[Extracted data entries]
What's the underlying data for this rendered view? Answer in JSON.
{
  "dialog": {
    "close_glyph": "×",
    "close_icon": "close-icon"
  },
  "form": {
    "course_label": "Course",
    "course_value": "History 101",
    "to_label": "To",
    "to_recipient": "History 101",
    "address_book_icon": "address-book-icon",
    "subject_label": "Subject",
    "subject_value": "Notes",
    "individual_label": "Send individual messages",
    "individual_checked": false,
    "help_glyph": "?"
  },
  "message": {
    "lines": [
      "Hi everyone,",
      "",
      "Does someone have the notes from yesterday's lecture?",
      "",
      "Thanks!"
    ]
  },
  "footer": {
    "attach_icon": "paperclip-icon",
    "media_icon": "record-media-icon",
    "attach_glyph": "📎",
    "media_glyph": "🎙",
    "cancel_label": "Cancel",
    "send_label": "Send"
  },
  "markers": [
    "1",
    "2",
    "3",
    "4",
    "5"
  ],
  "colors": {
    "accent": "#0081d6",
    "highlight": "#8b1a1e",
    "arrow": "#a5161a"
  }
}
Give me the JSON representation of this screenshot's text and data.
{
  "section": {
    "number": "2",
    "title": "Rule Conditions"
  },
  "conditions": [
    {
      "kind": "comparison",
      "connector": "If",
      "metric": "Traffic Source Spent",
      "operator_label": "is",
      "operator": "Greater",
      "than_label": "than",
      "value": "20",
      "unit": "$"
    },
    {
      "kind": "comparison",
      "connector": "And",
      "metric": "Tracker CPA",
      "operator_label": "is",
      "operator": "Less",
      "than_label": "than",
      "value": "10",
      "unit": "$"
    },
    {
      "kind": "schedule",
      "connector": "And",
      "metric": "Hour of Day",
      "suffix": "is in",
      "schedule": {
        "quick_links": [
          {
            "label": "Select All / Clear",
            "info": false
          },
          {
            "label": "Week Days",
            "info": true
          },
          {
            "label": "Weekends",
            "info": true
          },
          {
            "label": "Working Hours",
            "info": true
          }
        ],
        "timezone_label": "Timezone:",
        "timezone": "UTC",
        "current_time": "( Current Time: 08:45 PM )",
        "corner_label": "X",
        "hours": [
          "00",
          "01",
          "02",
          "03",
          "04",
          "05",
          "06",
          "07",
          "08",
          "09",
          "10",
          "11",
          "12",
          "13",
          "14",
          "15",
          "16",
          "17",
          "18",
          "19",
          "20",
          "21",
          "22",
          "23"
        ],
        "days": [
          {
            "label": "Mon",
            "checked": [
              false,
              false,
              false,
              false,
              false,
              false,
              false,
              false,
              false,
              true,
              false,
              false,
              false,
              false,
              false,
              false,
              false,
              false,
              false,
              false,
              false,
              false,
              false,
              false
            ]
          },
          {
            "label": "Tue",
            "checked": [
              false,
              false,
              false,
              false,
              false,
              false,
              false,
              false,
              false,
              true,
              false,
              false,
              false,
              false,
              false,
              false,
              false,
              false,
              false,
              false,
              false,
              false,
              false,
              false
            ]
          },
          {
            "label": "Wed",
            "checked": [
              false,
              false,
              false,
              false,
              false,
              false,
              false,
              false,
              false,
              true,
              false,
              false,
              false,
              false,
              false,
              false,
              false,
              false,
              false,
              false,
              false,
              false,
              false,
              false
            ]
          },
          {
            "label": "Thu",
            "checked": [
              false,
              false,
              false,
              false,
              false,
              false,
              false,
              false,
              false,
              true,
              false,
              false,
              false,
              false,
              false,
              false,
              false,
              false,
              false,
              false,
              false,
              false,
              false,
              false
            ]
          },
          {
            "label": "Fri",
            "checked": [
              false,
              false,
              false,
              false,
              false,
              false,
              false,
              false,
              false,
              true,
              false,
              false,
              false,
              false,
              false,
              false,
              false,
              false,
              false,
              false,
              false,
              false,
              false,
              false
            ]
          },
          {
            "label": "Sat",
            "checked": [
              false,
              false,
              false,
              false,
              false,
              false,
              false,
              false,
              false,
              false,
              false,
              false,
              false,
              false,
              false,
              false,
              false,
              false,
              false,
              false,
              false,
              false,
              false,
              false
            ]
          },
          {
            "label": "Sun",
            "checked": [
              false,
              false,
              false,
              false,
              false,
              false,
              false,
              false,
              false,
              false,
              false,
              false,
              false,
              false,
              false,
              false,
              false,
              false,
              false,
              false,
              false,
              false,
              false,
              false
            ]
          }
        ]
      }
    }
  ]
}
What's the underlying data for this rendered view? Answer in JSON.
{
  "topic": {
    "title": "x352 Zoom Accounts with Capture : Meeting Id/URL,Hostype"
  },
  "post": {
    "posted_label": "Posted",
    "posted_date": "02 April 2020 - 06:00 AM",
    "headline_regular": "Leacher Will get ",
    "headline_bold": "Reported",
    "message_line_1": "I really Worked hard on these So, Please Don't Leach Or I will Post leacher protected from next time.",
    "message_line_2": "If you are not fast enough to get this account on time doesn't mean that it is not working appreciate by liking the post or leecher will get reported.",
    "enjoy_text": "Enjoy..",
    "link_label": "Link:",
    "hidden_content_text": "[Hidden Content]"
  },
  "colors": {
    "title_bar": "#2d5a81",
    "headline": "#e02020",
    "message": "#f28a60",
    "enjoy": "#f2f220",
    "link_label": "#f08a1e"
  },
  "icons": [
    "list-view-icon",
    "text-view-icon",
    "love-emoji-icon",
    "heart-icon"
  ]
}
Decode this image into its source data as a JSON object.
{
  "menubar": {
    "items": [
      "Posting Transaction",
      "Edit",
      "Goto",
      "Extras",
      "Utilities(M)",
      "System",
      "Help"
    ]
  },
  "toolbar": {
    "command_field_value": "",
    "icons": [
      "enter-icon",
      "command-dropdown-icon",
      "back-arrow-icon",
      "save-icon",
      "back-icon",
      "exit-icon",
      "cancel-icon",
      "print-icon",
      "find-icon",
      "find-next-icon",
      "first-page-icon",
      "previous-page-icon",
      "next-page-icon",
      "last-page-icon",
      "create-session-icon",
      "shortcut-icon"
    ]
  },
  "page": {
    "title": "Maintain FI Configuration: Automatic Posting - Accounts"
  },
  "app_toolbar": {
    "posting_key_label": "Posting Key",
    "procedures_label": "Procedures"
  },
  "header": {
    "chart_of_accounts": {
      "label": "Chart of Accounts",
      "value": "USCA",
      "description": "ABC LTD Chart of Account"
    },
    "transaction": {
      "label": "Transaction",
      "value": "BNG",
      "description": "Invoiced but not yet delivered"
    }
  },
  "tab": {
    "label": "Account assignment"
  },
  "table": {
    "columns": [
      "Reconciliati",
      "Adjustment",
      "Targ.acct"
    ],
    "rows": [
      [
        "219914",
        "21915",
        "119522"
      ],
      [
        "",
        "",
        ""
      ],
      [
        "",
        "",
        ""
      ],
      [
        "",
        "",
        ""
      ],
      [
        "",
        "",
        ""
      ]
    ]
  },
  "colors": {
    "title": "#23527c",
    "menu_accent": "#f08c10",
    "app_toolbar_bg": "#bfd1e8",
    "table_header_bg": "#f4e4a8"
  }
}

* PROBLEM
Reproduce every record above exactly as it appears.

* OUTPUT
What's the underlying data for this rendered view? Answer in JSON.
{
  "dialog": {
    "close_glyph": "×",
    "close_icon": "close-icon"
  },
  "form": {
    "course_label": "Course",
    "course_value": "History 101",
    "to_label": "To",
    "to_recipient": "History 101",
    "address_book_icon": "address-book-icon",
    "subject_label": "Subject",
    "subject_value": "Notes",
    "individual_label": "Send individual messages",
    "individual_checked": false,
    "help_glyph": "?"
  },
  "message": {
    "lines": [
      "Hi everyone,",
      "",
      "Does someone have the notes from yesterday's lecture?",
      "",
      "Thanks!"
    ]
  },
  "footer": {
    "attach_icon": "paperclip-icon",
    "media_icon": "record-media-icon",
    "attach_glyph": "📎",
    "media_glyph": "🎙",
    "cancel_label": "Cancel",
    "send_label": "Send"
  },
  "markers": [
    "1",
    "2",
    "3",
    "4",
    "5"
  ],
  "colors": {
    "accent": "#0081d6",
    "highlight": "#8b1a1e",
    "arrow": "#a5161a"
  }
}
Give me the JSON representation of this screenshot's text and data.
{
  "section": {
    "number": "2",
    "title": "Rule Conditions"
  },
  "conditions": [
    {
      "kind": "comparison",
      "connector": "If",
      "metric": "Traffic Source Spent",
      "operator_label": "is",
      "operator": "Greater",
      "than_label": "than",
      "value": "20",
      "unit": "$"
    },
    {
      "kind": "comparison",
      "connector": "And",
      "metric": "Tracker CPA",
      "operator_label": "is",
      "operator": "Less",
      "than_label": "than",
      "value": "10",
      "unit": "$"
    },
    {
      "kind": "schedule",
      "connector": "And",
      "metric": "Hour of Day",
      "suffix": "is in",
      "schedule": {
        "quick_links": [
          {
            "label": "Select All / Clear",
            "info": false
          },
          {
            "label": "Week Days",
            "info": true
          },
          {
            "label": "Weekends",
            "info": true
          },
          {
            "label": "Working Hours",
            "info": true
          }
        ],
        "timezone_label": "Timezone:",
        "timezone": "UTC",
        "current_time": "( Current Time: 08:45 PM )",
        "corner_label": "X",
        "hours": [
          "00",
          "01",
          "02",
          "03",
          "04",
          "05",
          "06",
          "07",
          "08",
          "09",
          "10",
          "11",
          "12",
          "13",
          "14",
          "15",
          "16",
          "17",
          "18",
          "19",
          "20",
          "21",
          "22",
          "23"
        ],
        "days": [
          {
            "label": "Mon",
            "checked": [
              false,
              false,
              false,
              false,
              false,
              false,
              false,
              false,
              false,
              true,
              false,
              false,
              false,
              false,
              false,
              false,
              false,
              false,
              false,
              false,
              false,
              false,
              false,
              false
            ]
          },
          {
            "label": "Tue",
            "checked": [
              false,
              false,
              false,
              false,
              false,
              false,
              false,
              false,
              false,
              true,
              false,
              false,
              false,
              false,
              false,
              false,
              false,
              false,
              false,
              false,
              false,
              false,
              false,
              false
            ]
          },
          {
            "label": "Wed",
            "checked": [
              false,
              false,
              false,
              false,
              false,
              false,
              false,
              false,
              false,
              true,
              false,
              false,
              false,
              false,
              false,
              false,
              false,
              false,
              false,
              false,
              false,
              false,
              false,
              false
            ]
          },
          {
            "label": "Thu",
            "checked": [
              false,
              false,
              false,
              false,
              false,
              false,
              false,
              false,
              false,
              true,
              false,
              false,
              false,
              false,
              false,
              false,
              false,
              false,
              false,
              false,
              false,
              false,
              false,
              false
            ]
          },
          {
            "label": "Fri",
            "checked": [
              false,
              false,
              false,
              false,
              false,
              false,
              false,
              false,
              false,
              true,
              false,
              false,
              false,
              false,
              false,
              false,
              false,
              false,
              false,
              false,
              false,
              false,
              false,
              false
            ]
          },
          {
            "label": "Sat",
            "checked": [
              false,
              false,
              false,
              false,
              false,
              false,
              false,
              false,
              false,
              false,
              false,
              false,
              false,
              false,
              false,
              false,
              false,
              false,
              false,
              false,
              false,
              false,
              false,
              false
            ]
          },
          {
            "label": "Sun",
            "checked": [
              false,
              false,
              false,
              false,
              false,
              false,
              false,
              false,
              false,
              false,
              false,
              false,
              false,
              false,
              false,
              false,
              false,
              false,
              false,
              false,
              false,
              false,
              false,
              false
            ]
          }
        ]
      }
    }
  ]
}
What's the underlying data for this rendered view? Answer in JSON.
{
  "topic": {
    "title": "x352 Zoom Accounts with Capture : Meeting Id/URL,Hostype"
  },
  "post": {
    "posted_label": "Posted",
    "posted_date": "02 April 2020 - 06:00 AM",
    "headline_regular": "Leacher Will get ",
    "headline_bold": "Reported",
    "message_line_1": "I really Worked hard on these So, Please Don't Leach Or I will Post leacher protected from next time.",
    "message_line_2": "If you are not fast enough to get this account on time doesn't mean that it is not working appreciate by liking the post or leecher will get reported.",
    "enjoy_text": "Enjoy..",
    "link_label": "Link:",
    "hidden_content_text": "[Hidden Content]"
  },
  "colors": {
    "title_bar": "#2d5a81",
    "headline": "#e02020",
    "message": "#f28a60",
    "enjoy": "#f2f220",
    "link_label": "#f08a1e"
  },
  "icons": [
    "list-view-icon",
    "text-view-icon",
    "love-emoji-icon",
    "heart-icon"
  ]
}
Decode this image into its source data as a JSON object.
{
  "menubar": {
    "items": [
      "Posting Transaction",
      "Edit",
      "Goto",
      "Extras",
      "Utilities(M)",
      "System",
      "Help"
    ]
  },
  "toolbar": {
    "command_field_value": "",
    "icons": [
      "enter-icon",
      "command-dropdown-icon",
      "back-arrow-icon",
      "save-icon",
      "back-icon",
      "exit-icon",
      "cancel-icon",
      "print-icon",
      "find-icon",
      "find-next-icon",
      "first-page-icon",
      "previous-page-icon",
      "next-page-icon",
      "last-page-icon",
      "create-session-icon",
      "shortcut-icon"
    ]
  },
  "page": {
    "title": "Maintain FI Configuration: Automatic Posting - Accounts"
  },
  "app_toolbar": {
    "posting_key_label": "Posting Key",
    "procedures_label": "Procedures"
  },
  "header": {
    "chart_of_accounts": {
      "label": "Chart of Accounts",
      "value": "USCA",
      "description": "ABC LTD Chart of Account"
    },
    "transaction": {
      "label": "Transaction",
      "value": "BNG",
      "description": "Invoiced but not yet delivered"
    }
  },
  "tab": {
    "label": "Account assignment"
  },
  "table": {
    "columns": [
      "Reconciliati",
      "Adjustment",
      "Targ.acct"
    ],
    "rows": [
      [
        "219914",
        "21915",
        "119522"
      ],
      [
        "",
        "",
        ""
      ],
      [
        "",
        "",
        ""
      ],
      [
        "",
        "",
        ""
      ],
      [
        "",
        "",
        ""
      ]
    ]
  },
  "colors": {
    "title": "#23527c",
    "menu_accent": "#f08c10",
    "app_toolbar_bg": "#bfd1e8",
    "table_header_bg": "#f4e4a8"
  }
}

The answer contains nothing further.